## Start

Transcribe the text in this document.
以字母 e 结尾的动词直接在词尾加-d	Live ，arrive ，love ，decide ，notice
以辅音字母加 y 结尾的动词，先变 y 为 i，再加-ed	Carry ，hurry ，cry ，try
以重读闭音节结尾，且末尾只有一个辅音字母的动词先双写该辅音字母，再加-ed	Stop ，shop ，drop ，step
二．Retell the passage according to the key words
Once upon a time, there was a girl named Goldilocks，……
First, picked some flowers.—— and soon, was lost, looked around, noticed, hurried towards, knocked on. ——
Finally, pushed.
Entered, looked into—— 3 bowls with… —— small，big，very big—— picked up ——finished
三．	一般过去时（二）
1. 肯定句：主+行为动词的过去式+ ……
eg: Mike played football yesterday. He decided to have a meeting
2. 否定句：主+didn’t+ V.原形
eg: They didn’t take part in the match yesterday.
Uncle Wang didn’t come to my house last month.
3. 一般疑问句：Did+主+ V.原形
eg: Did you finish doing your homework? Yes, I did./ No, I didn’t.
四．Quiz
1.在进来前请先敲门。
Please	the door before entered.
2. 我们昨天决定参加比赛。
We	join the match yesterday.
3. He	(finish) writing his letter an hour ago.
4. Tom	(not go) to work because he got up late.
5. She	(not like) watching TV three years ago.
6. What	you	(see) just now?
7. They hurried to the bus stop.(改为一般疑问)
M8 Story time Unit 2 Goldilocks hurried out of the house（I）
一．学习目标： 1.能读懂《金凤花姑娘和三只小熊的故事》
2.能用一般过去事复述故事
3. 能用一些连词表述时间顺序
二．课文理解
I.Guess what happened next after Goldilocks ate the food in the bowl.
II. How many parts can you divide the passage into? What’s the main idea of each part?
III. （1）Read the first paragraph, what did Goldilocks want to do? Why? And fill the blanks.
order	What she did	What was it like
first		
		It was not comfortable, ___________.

## End

GIVEN REQUEST - Print again each line of the listing above, exactly as it appears.

EXERCISE ANSWER -
Transcribe the text in this document.
以字母 e 结尾的动词直接在词尾加-d	Live ，arrive ，love ，decide ，notice
以辅音字母加 y 结尾的动词，先变 y 为 i，再加-ed	Carry ，hurry ，cry ，try
以重读闭音节结尾，且末尾只有一个辅音字母的动词先双写该辅音字母，再加-ed	Stop ，shop ，drop ，step
二．Retell the passage according to the key words
Once upon a time, there was a girl named Goldilocks，……
First, picked some flowers.—— and soon, was lost, looked around, noticed, hurried towards, knocked on. ——
Finally, pushed.
Entered, looked into—— 3 bowls with… —— small，big，very big—— picked up ——finished
三．	一般过去时（二）
1. 肯定句：主+行为动词的过去式+ ……
eg: Mike played football yesterday. He decided to have a meeting
2. 否定句：主+didn’t+ V.原形
eg: They didn’t take part in the match yesterday.
Uncle Wang didn’t come to my house last month.
3. 一般疑问句：Did+主+ V.原形
eg: Did you finish doing your homework? Yes, I did./ No, I didn’t.
四．Quiz
1.在进来前请先敲门。
Please	the door before entered.
2. 我们昨天决定参加比赛。
We	join the match yesterday.
3. He	(finish) writing his letter an hour ago.
4. Tom	(not go) to work because he got up late.
5. She	(not like) watching TV three years ago.
6. What	you	(see) just now?
7. They hurried to the bus stop.(改为一般疑问)
M8 Story time Unit 2 Goldilocks hurried out of the house（I）
一．学习目标： 1.能读懂《金凤花姑娘和三只小熊的故事》
2.能用一般过去事复述故事
3. 能用一些连词表述时间顺序
二．课文理解
I.Guess what happened next after Goldilocks ate the food in the bowl.
II. How many parts can you divide the passage into? What’s the main idea of each part?
III. （1）Read the first paragraph, what did Goldilocks want to do? Why? And fill the blanks.
order	What she did	What was it like
first		
		It was not comfortable, ___________.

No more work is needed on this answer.